== Challenge ==
Retype the material below. Keep every word exactly as it is.

== Record list ==
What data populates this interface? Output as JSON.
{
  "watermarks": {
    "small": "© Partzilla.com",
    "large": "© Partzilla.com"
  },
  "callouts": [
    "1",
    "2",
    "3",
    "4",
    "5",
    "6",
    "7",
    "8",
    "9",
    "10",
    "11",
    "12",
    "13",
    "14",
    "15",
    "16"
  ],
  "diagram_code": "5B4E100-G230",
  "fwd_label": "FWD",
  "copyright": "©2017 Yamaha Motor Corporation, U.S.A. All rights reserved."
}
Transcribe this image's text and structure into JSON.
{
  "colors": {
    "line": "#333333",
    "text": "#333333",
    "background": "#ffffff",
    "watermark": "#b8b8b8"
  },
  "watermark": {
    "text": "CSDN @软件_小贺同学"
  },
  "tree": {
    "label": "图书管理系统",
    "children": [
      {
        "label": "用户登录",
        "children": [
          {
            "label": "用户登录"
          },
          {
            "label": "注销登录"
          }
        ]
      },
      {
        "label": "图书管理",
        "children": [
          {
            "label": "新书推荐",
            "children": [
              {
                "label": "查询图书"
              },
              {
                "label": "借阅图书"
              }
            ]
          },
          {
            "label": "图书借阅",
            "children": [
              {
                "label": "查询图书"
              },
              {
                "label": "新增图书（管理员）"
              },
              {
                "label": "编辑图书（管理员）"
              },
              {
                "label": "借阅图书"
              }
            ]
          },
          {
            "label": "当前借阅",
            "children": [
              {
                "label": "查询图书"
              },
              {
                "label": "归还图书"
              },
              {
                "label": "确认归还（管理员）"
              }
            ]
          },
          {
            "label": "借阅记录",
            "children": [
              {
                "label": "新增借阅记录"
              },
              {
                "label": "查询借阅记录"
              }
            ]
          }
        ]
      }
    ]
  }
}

== Solution ==
What data populates this interface? Output as JSON.
{
  "watermarks": {
    "small": "© Partzilla.com",
    "large": "© Partzilla.com"
  },
  "callouts": [
    "1",
    "2",
    "3",
    "4",
    "5",
    "6",
    "7",
    "8",
    "9",
    "10",
    "11",
    "12",
    "13",
    "14",
    "15",
    "16"
  ],
  "diagram_code": "5B4E100-G230",
  "fwd_label": "FWD",
  "copyright": "©2017 Yamaha Motor Corporation, U.S.A. All rights reserved."
}
Transcribe this image's text and structure into JSON.
{
  "colors": {
    "line": "#333333",
    "text": "#333333",
    "background": "#ffffff",
    "watermark": "#b8b8b8"
  },
  "watermark": {
    "text": "CSDN @软件_小贺同学"
  },
  "tree": {
    "label": "图书管理系统",
    "children": [
      {
        "label": "用户登录",
        "children": [
          {
            "label": "用户登录"
          },
          {
            "label": "注销登录"
          }
        ]
      },
      {
        "label": "图书管理",
        "children": [
          {
            "label": "新书推荐",
            "children": [
              {
                "label": "查询图书"
              },
              {
                "label": "借阅图书"
              }
            ]
          },
          {
            "label": "图书借阅",
            "children": [
              {
                "label": "查询图书"
              },
              {
                "label": "新增图书（管理员）"
              },
              {
                "label": "编辑图书（管理员）"
              },
              {
                "label": "借阅图书"
              }
            ]
          },
          {
            "label": "当前借阅",
            "children": [
              {
                "label": "查询图书"
              },
              {
                "label": "归还图书"
              },
              {
                "label": "确认归还（管理员）"
              }
            ]
          },
          {
            "label": "借阅记录",
            "children": [
              {
                "label": "新增借阅记录"
              },
              {
                "label": "查询借阅记录"
              }
            ]
          }
        ]
      }
    ]
  }
}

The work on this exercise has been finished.